Stated goal: Without the pictures, return each record as it appears.

Input rows:
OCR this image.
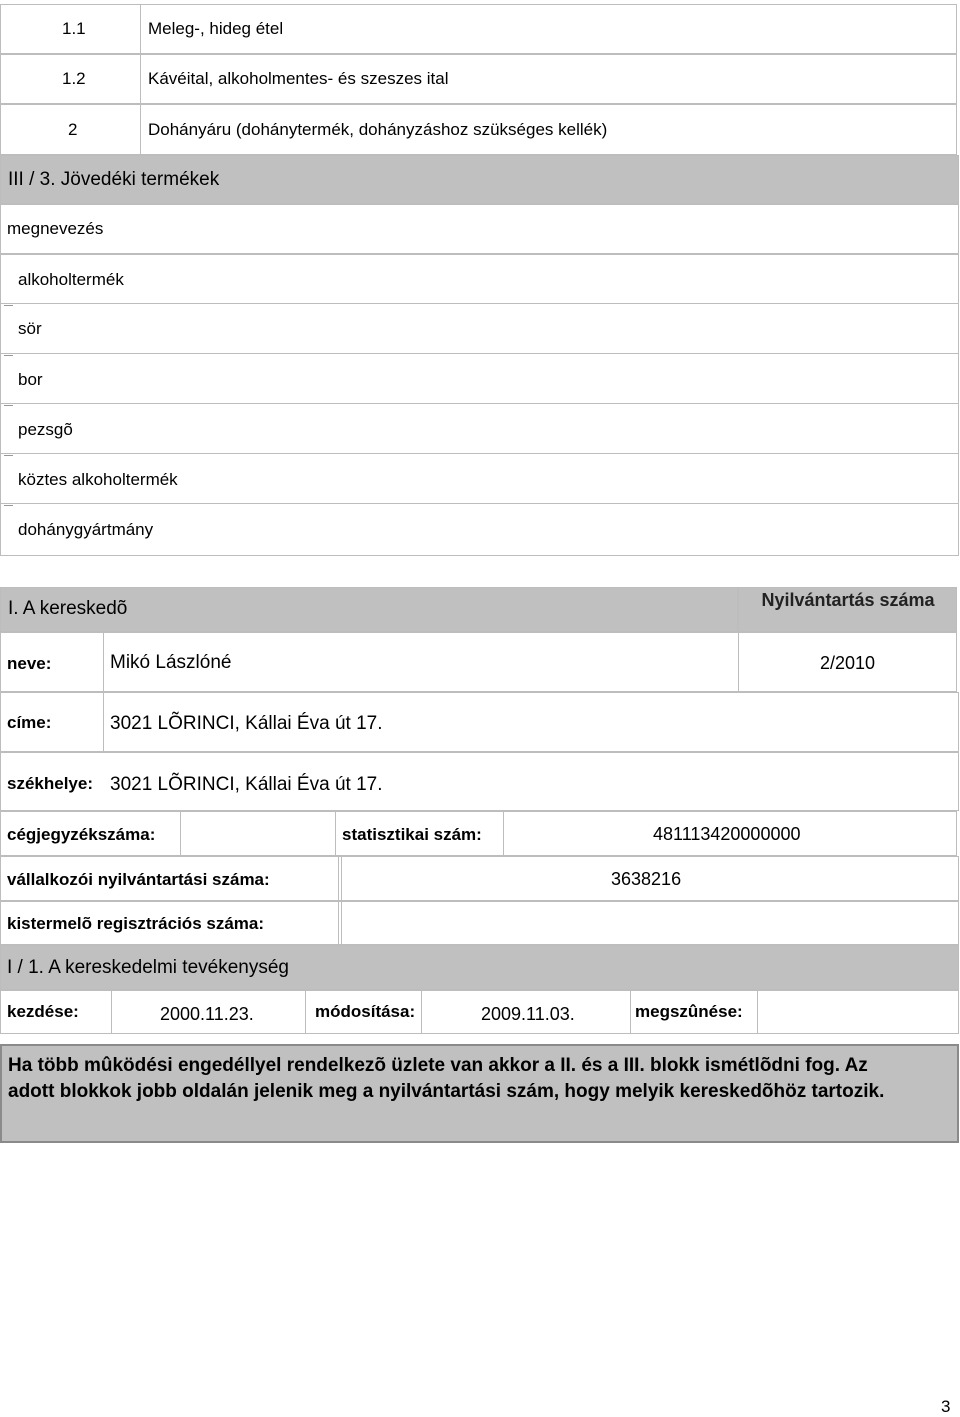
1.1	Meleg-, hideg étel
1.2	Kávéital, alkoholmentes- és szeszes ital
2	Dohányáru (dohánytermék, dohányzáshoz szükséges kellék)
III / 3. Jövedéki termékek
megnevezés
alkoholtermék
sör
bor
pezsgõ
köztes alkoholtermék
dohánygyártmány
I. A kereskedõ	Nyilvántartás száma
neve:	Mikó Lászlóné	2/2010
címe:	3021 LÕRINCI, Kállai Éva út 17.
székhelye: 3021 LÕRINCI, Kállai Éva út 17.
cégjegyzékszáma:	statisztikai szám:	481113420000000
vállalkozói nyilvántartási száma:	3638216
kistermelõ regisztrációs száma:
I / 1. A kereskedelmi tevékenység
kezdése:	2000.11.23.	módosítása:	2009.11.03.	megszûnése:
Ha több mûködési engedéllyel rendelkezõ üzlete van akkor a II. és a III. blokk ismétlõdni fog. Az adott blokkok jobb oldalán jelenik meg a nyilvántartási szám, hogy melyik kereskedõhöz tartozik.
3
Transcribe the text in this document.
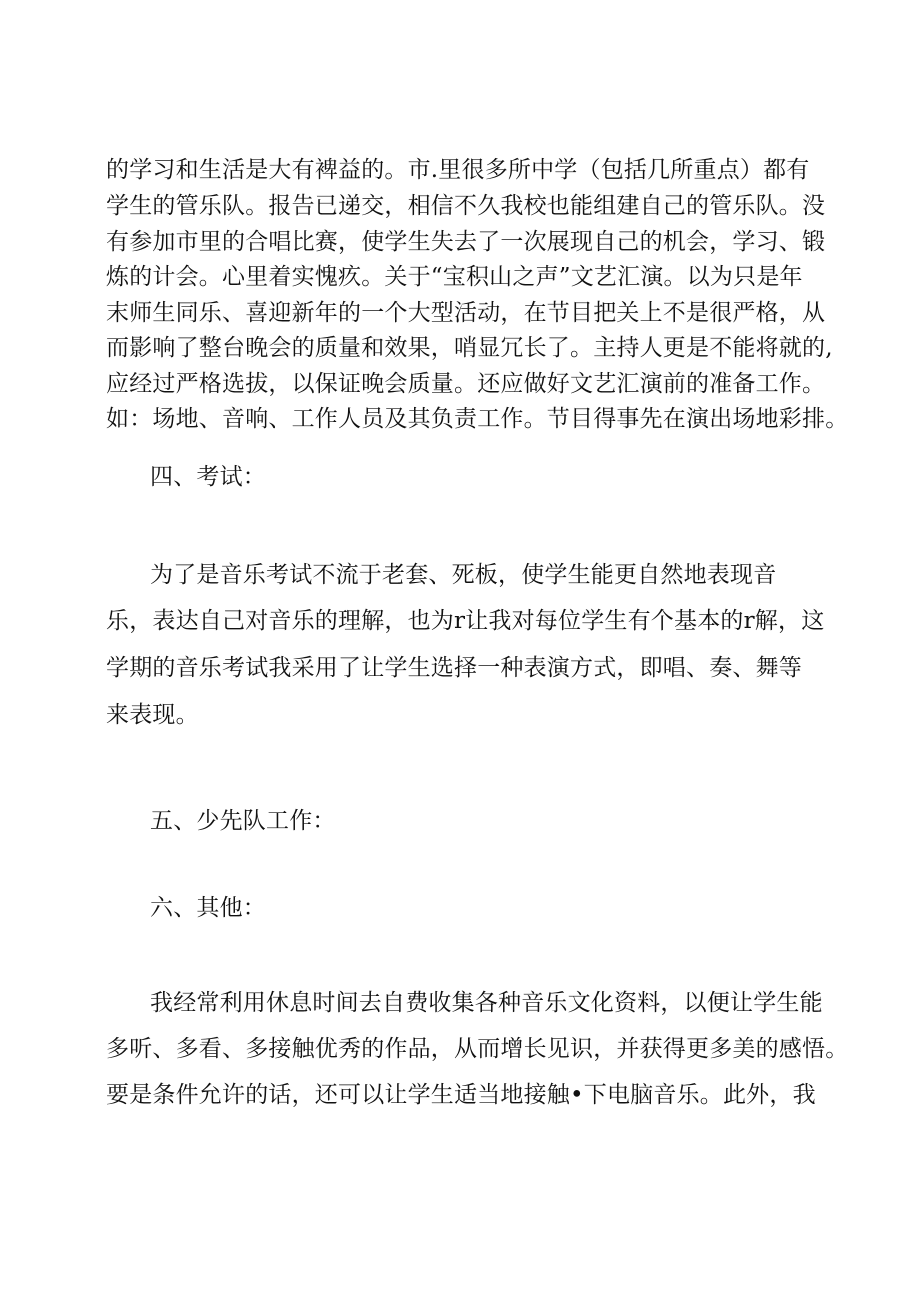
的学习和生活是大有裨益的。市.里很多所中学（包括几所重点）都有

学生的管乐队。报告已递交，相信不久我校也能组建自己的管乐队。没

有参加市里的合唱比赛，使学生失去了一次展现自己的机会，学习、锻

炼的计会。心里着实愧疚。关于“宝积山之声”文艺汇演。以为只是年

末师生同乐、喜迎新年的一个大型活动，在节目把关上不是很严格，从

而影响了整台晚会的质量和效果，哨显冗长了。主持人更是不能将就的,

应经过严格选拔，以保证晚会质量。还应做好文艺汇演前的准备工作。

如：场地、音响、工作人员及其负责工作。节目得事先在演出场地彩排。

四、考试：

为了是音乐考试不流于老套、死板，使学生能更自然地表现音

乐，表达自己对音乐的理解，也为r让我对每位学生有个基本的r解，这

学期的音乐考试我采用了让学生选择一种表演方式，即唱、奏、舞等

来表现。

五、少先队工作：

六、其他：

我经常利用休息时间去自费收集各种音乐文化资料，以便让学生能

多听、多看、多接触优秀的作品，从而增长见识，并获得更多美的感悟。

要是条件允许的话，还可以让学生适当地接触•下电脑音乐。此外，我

Full solution:
OCR this image.
1.1	Meleg-, hideg étel
1.2	Kávéital, alkoholmentes- és szeszes ital
2	Dohányáru (dohánytermék, dohányzáshoz szükséges kellék)
III / 3. Jövedéki termékek
megnevezés
alkoholtermék
sör
bor
pezsgõ
köztes alkoholtermék
dohánygyártmány
I. A kereskedõ	Nyilvántartás száma
neve:	Mikó Lászlóné	2/2010
címe:	3021 LÕRINCI, Kállai Éva út 17.
székhelye: 3021 LÕRINCI, Kállai Éva út 17.
cégjegyzékszáma:	statisztikai szám:	481113420000000
vállalkozói nyilvántartási száma:	3638216
kistermelõ regisztrációs száma:
I / 1. A kereskedelmi tevékenység
kezdése:	2000.11.23.	módosítása:	2009.11.03.	megszûnése:
Ha több mûködési engedéllyel rendelkezõ üzlete van akkor a II. és a III. blokk ismétlõdni fog. Az adott blokkok jobb oldalán jelenik meg a nyilvántartási szám, hogy melyik kereskedõhöz tartozik.
3
Transcribe the text in this document.
的学习和生活是大有裨益的。市.里很多所中学（包括几所重点）都有

学生的管乐队。报告已递交，相信不久我校也能组建自己的管乐队。没

有参加市里的合唱比赛，使学生失去了一次展现自己的机会，学习、锻

炼的计会。心里着实愧疚。关于“宝积山之声”文艺汇演。以为只是年

末师生同乐、喜迎新年的一个大型活动，在节目把关上不是很严格，从

而影响了整台晚会的质量和效果，哨显冗长了。主持人更是不能将就的,

应经过严格选拔，以保证晚会质量。还应做好文艺汇演前的准备工作。

如：场地、音响、工作人员及其负责工作。节目得事先在演出场地彩排。

四、考试：

为了是音乐考试不流于老套、死板，使学生能更自然地表现音

乐，表达自己对音乐的理解，也为r让我对每位学生有个基本的r解，这

学期的音乐考试我采用了让学生选择一种表演方式，即唱、奏、舞等

来表现。

五、少先队工作：

六、其他：

我经常利用休息时间去自费收集各种音乐文化资料，以便让学生能

多听、多看、多接触优秀的作品，从而增长见识，并获得更多美的感悟。

要是条件允许的话，还可以让学生适当地接触•下电脑音乐。此外，我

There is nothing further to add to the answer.